Output all the entries word for word. Omit the pictures.

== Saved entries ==
**********
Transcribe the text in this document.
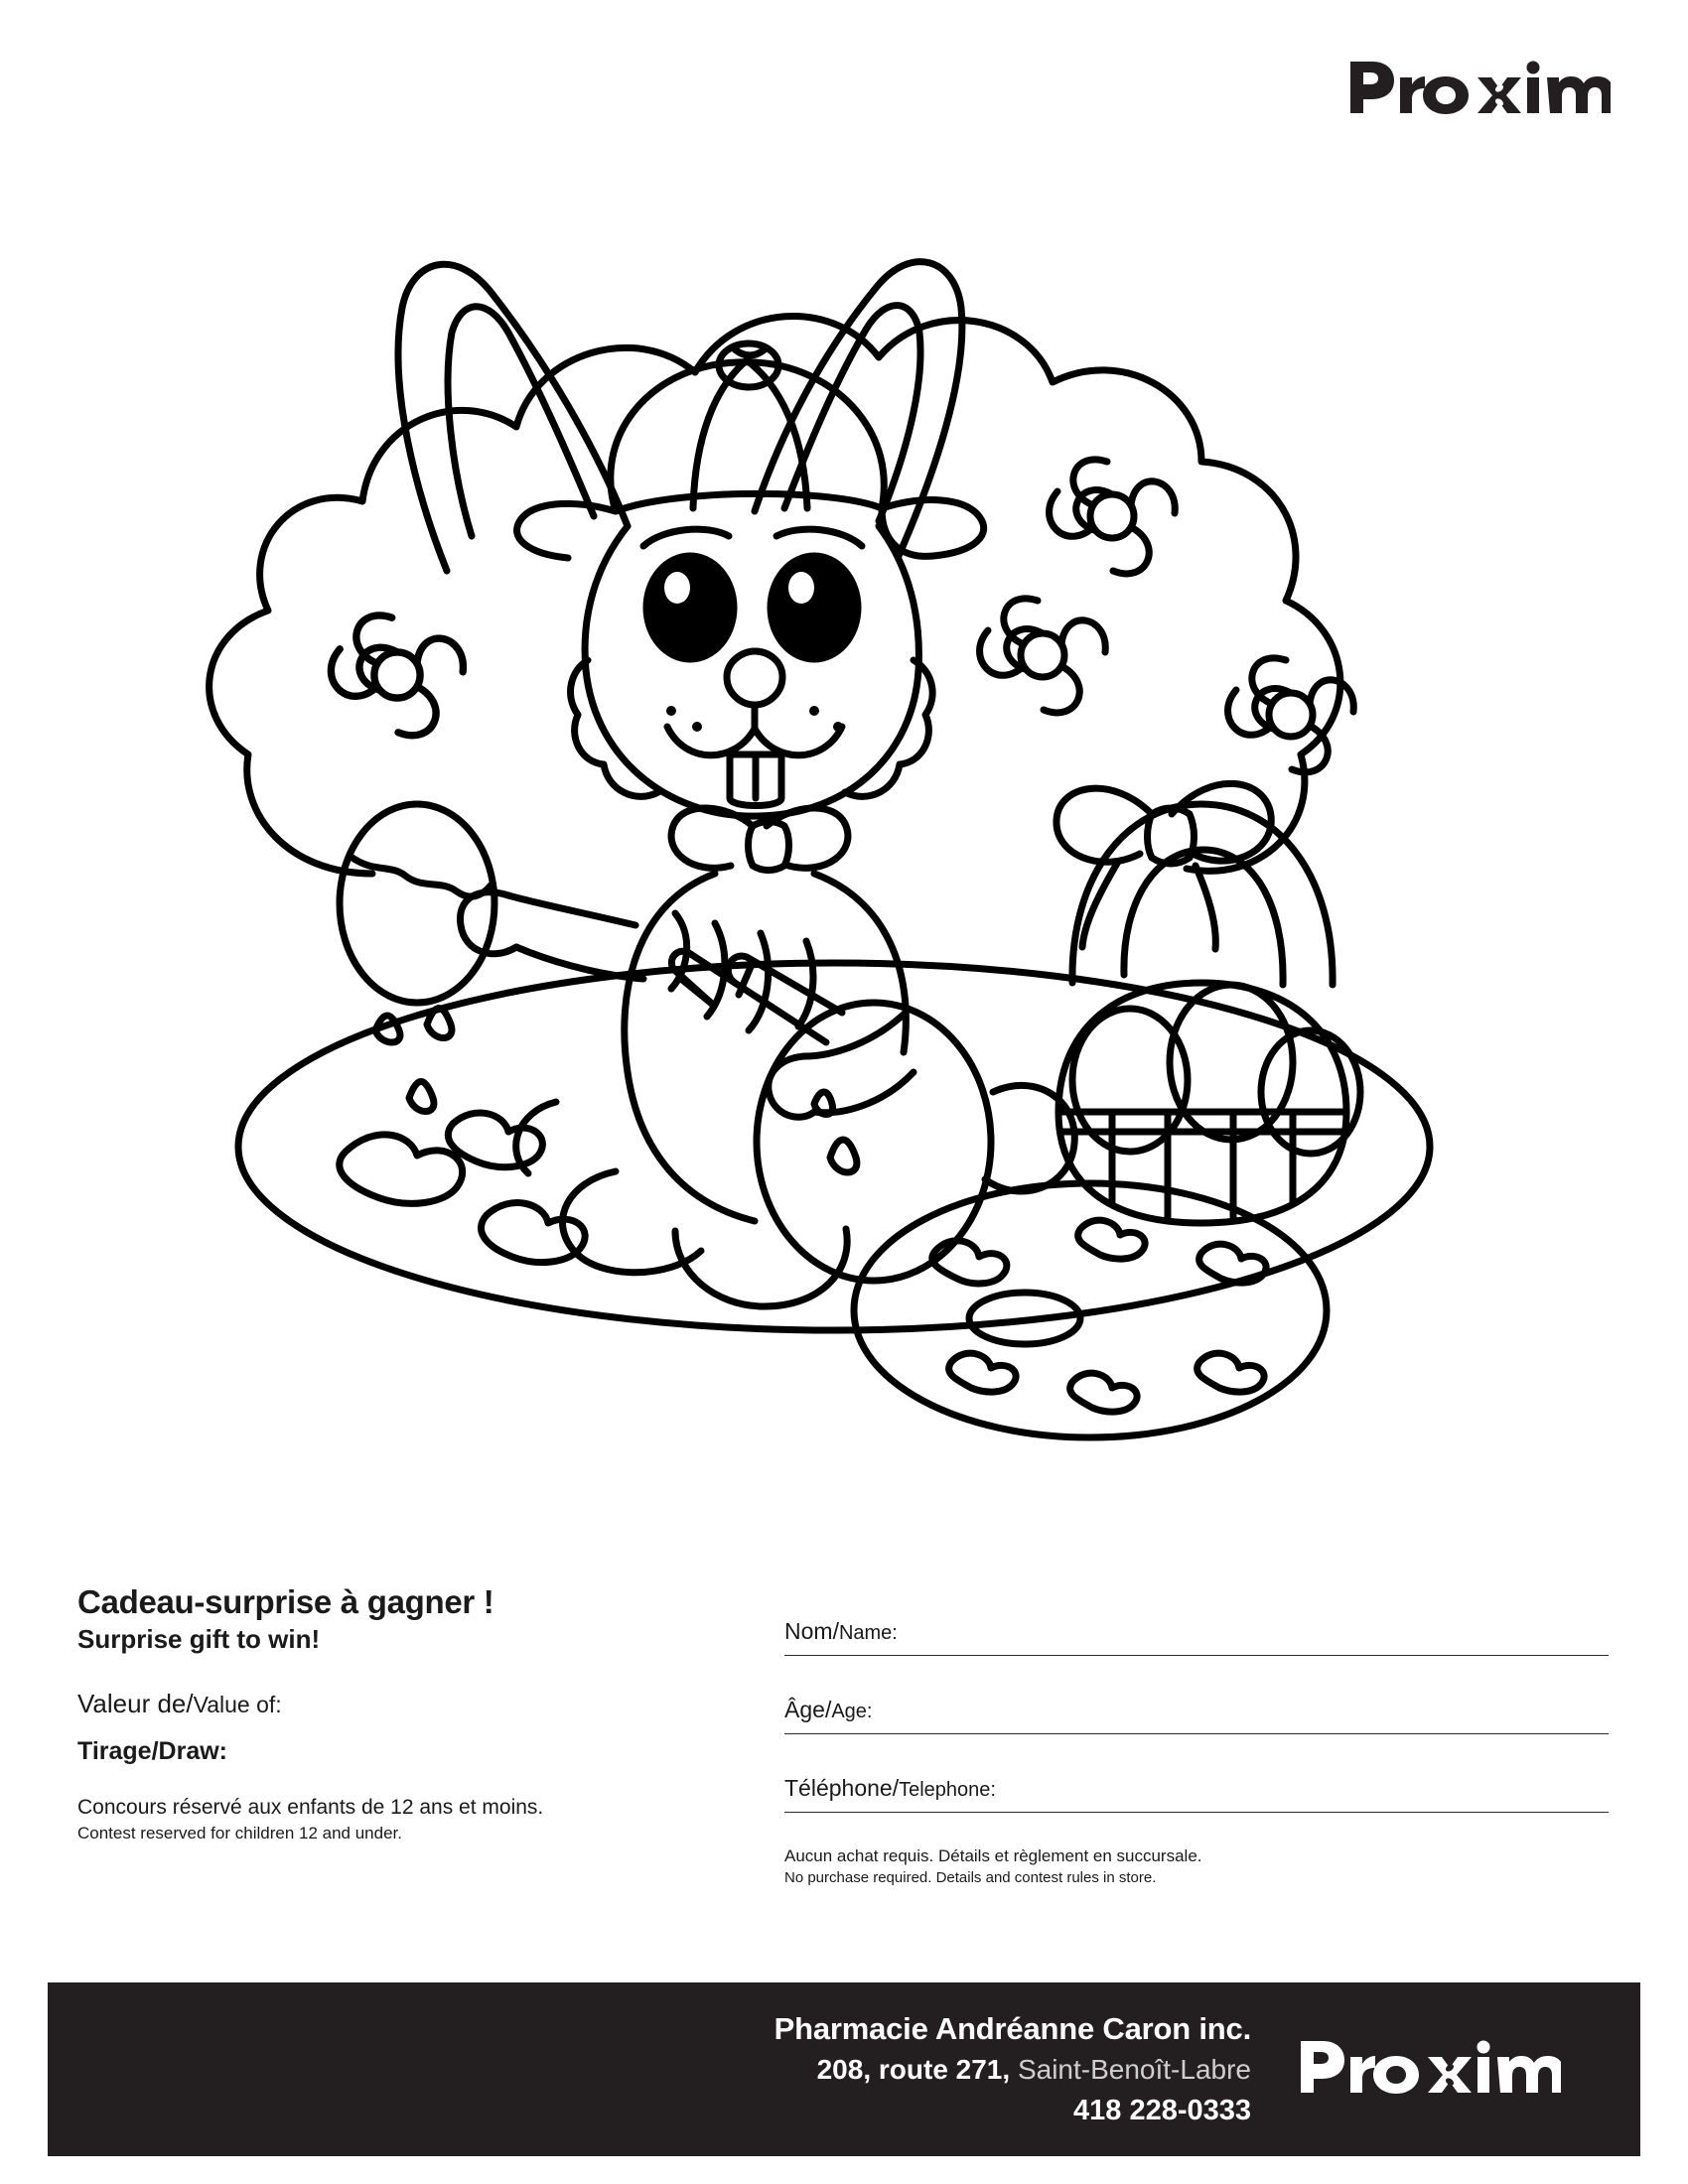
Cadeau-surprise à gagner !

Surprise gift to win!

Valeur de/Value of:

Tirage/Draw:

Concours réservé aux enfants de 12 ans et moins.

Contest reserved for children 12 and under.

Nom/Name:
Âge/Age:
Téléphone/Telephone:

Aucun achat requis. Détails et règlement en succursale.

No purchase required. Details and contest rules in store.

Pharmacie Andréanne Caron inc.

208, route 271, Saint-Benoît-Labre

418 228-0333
**********
== Full solution ==
Transcribe the text in this document.
Cadeau-surprise à gagner !

Surprise gift to win!

Valeur de/Value of:

Tirage/Draw:

Concours réservé aux enfants de 12 ans et moins.

Contest reserved for children 12 and under.

Nom/Name:
Âge/Age:
Téléphone/Telephone:

Aucun achat requis. Détails et règlement en succursale.

No purchase required. Details and contest rules in store.

Pharmacie Andréanne Caron inc.

208, route 271, Saint-Benoît-Labre

418 228-0333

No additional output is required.